**PROBLEM STATEMENT:**
Sort through the entries below and pull out lines containing the word "codigo".

**EXERCISE DATA:**
• • • •
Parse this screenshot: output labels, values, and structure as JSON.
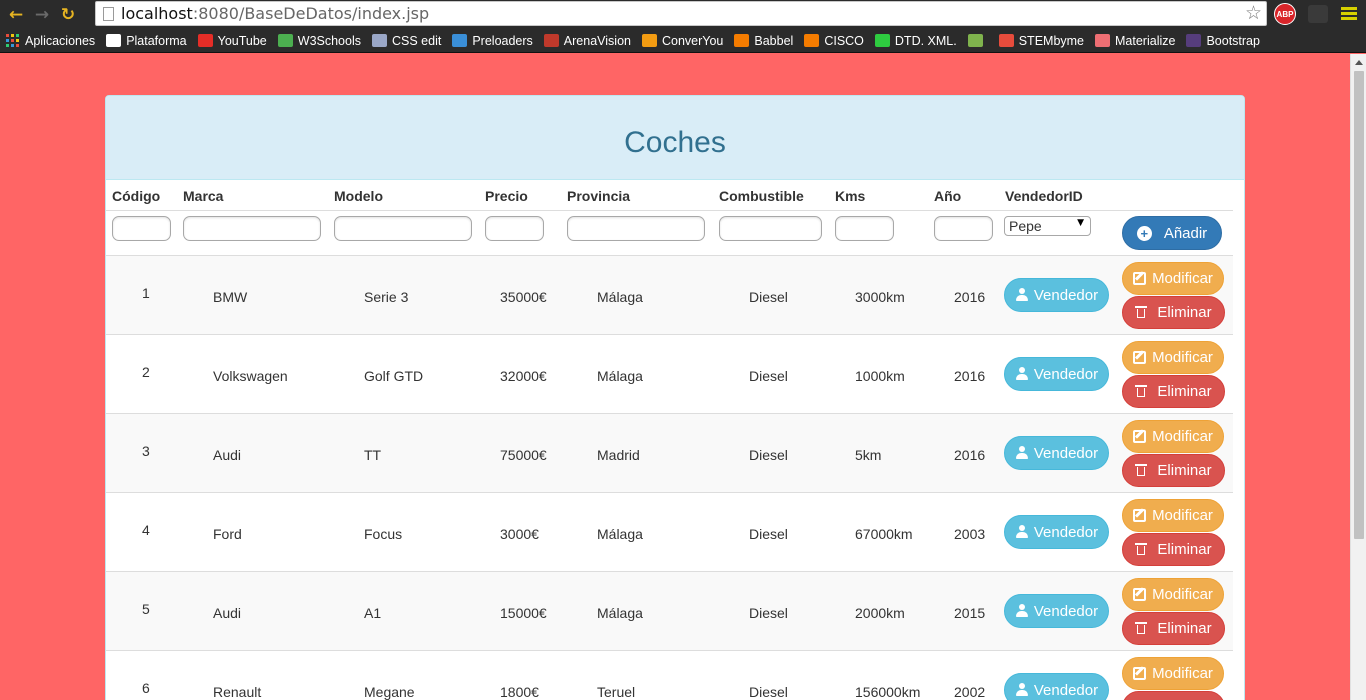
{
  "browser": {
    "url_host": "localhost",
    "url_path": ":8080/BaseDeDatos/index.jsp",
    "extension_abp": "ABP",
    "bookmarks": [
      {
        "label": "Aplicaciones",
        "icon": "apps-grid-icon"
      },
      {
        "label": "Plataforma",
        "icon": "plataforma-icon",
        "color": "#ffffff"
      },
      {
        "label": "YouTube",
        "icon": "youtube-icon",
        "color": "#e52d27"
      },
      {
        "label": "W3Schools",
        "icon": "w3schools-icon",
        "color": "#4caf50"
      },
      {
        "label": "CSS edit",
        "icon": "folder-icon",
        "color": "#9aa7c7"
      },
      {
        "label": "Preloaders",
        "icon": "preloaders-icon",
        "color": "#3a8fd8"
      },
      {
        "label": "ArenaVision",
        "icon": "arenavision-icon",
        "color": "#c0392b"
      },
      {
        "label": "ConverYou",
        "icon": "converyou-icon",
        "color": "#f39c12"
      },
      {
        "label": "Babbel",
        "icon": "babbel-icon",
        "color": "#f57c00"
      },
      {
        "label": "CISCO",
        "icon": "blogger-icon",
        "color": "#f57c00"
      },
      {
        "label": "DTD. XML.",
        "icon": "check-icon",
        "color": "#2ecc40"
      },
      {
        "label": "",
        "icon": "image-icon",
        "color": "#7fb34d"
      },
      {
        "label": "STEMbyme",
        "icon": "stembyme-icon",
        "color": "#e74c3c"
      },
      {
        "label": "Materialize",
        "icon": "materialize-icon",
        "color": "#ee6e73"
      },
      {
        "label": "Bootstrap",
        "icon": "bootstrap-icon",
        "color": "#563d7c"
      }
    ]
  },
  "panel": {
    "title": "Coches"
  },
  "table": {
    "headers": [
      "Código",
      "Marca",
      "Modelo",
      "Precio",
      "Provincia",
      "Combustible",
      "Kms",
      "Año",
      "VendedorID"
    ],
    "vendedor_select": "Pepe",
    "add_label": "Añadir",
    "vendor_label": "Vendedor",
    "modify_label": "Modificar",
    "delete_label": "Eliminar",
    "rows": [
      {
        "codigo": "1",
        "marca": "BMW",
        "modelo": "Serie 3",
        "precio": "35000€",
        "provincia": "Málaga",
        "combustible": "Diesel",
        "kms": "3000km",
        "anio": "2016"
      },
      {
        "codigo": "2",
        "marca": "Volkswagen",
        "modelo": "Golf GTD",
        "precio": "32000€",
        "provincia": "Málaga",
        "combustible": "Diesel",
        "kms": "1000km",
        "anio": "2016"
      },
      {
        "codigo": "3",
        "marca": "Audi",
        "modelo": "TT",
        "precio": "75000€",
        "provincia": "Madrid",
        "combustible": "Diesel",
        "kms": "5km",
        "anio": "2016"
      },
      {
        "codigo": "4",
        "marca": "Ford",
        "modelo": "Focus",
        "precio": "3000€",
        "provincia": "Málaga",
        "combustible": "Diesel",
        "kms": "67000km",
        "anio": "2003"
      },
      {
        "codigo": "5",
        "marca": "Audi",
        "modelo": "A1",
        "precio": "15000€",
        "provincia": "Málaga",
        "combustible": "Diesel",
        "kms": "2000km",
        "anio": "2015"
      },
      {
        "codigo": "6",
        "marca": "Renault",
        "modelo": "Megane",
        "precio": "1800€",
        "provincia": "Teruel",
        "combustible": "Diesel",
        "kms": "156000km",
        "anio": "2002"
      }
    ]
  },
  "colors": {
    "page_bg": "#ff6565",
    "heading_bg": "#d9edf7",
    "heading_text": "#31708f",
    "btn_primary": "#337ab7",
    "btn_info": "#5bc0de",
    "btn_warning": "#f0ad4e",
    "btn_danger": "#d9534f"
  }
}
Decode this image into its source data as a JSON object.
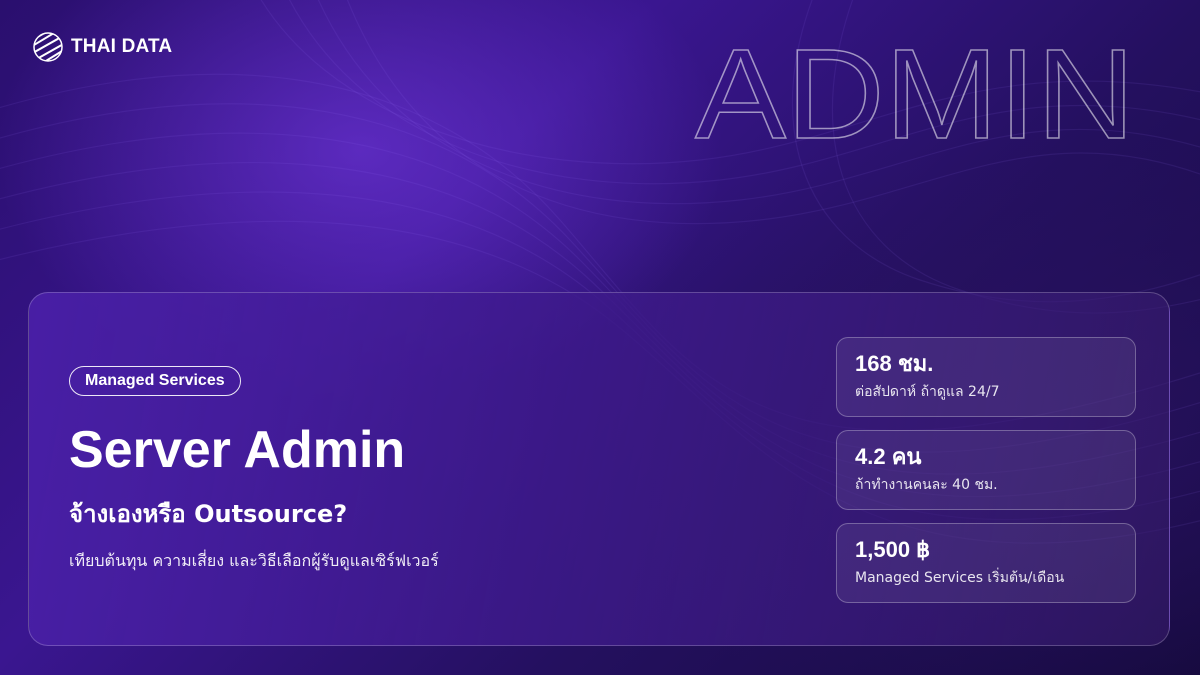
{
  "brand": {
    "name": "THAI DATA",
    "logo_icon": "globe-stripes-icon"
  },
  "watermark": {
    "text": "ADMIN"
  },
  "hero": {
    "tag": "Managed Services",
    "title": "Server Admin",
    "subtitle": "จ้างเองหรือ Outsource?",
    "description": "เทียบต้นทุน ความเสี่ยง และวิธีเลือกผู้รับดูแลเซิร์ฟเวอร์"
  },
  "stats": [
    {
      "value": "168 ชม.",
      "label": "ต่อสัปดาห์ ถ้าดูแล 24/7"
    },
    {
      "value": "4.2 คน",
      "label": "ถ้าทำงานคนละ 40 ชม."
    },
    {
      "value": "1,500 ฿",
      "label": "Managed Services เริ่มต้น/เดือน"
    }
  ],
  "colors": {
    "background": "#2a0f6e",
    "accent": "#7a3ceb",
    "text": "#ffffff"
  }
}
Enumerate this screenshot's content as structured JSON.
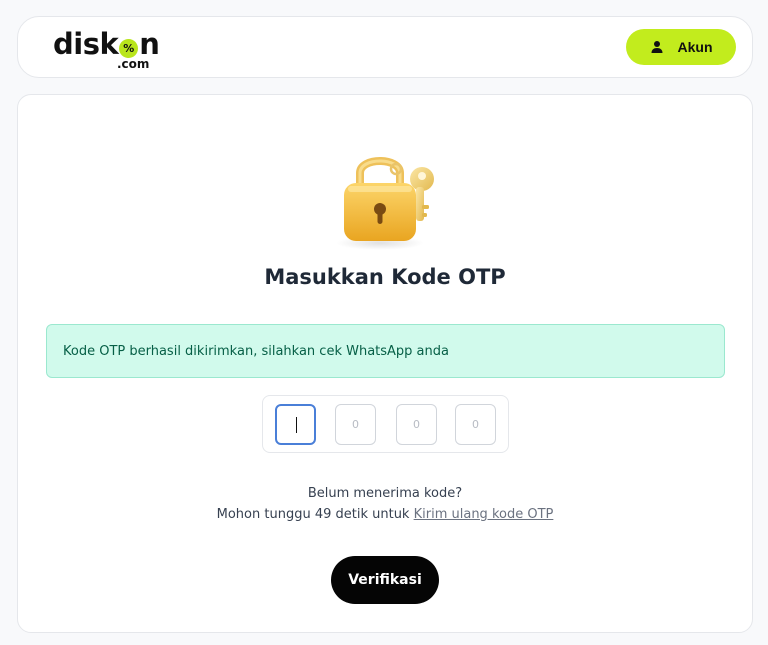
{
  "header": {
    "logo_left": "disk",
    "logo_badge": "%",
    "logo_right": "n",
    "logo_sub": ".com",
    "account_label": "Akun"
  },
  "main": {
    "title": "Masukkan Kode OTP",
    "alert_text": "Kode OTP berhasil dikirimkan, silahkan cek WhatsApp anda",
    "otp_inputs": [
      {
        "value": "",
        "placeholder": ""
      },
      {
        "value": "",
        "placeholder": "0"
      },
      {
        "value": "",
        "placeholder": "0"
      },
      {
        "value": "",
        "placeholder": "0"
      }
    ],
    "resend_question": "Belum menerima kode?",
    "resend_prefix": "Mohon tunggu 49 detik untuk ",
    "resend_link": "Kirim ulang kode OTP",
    "verify_label": "Verifikasi"
  },
  "colors": {
    "accent": "#c2ec1d",
    "alert_bg": "#d1faec",
    "primary_button": "#050505"
  },
  "icons": {
    "account": "person-icon",
    "illustration": "padlock-key-icon"
  }
}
• • • •
**WRITTEN ANSWER:**
        "codigo": "1",
        "codigo": "2",
        "codigo": "3",
        "codigo": "4",
        "codigo": "5",
        "codigo": "6",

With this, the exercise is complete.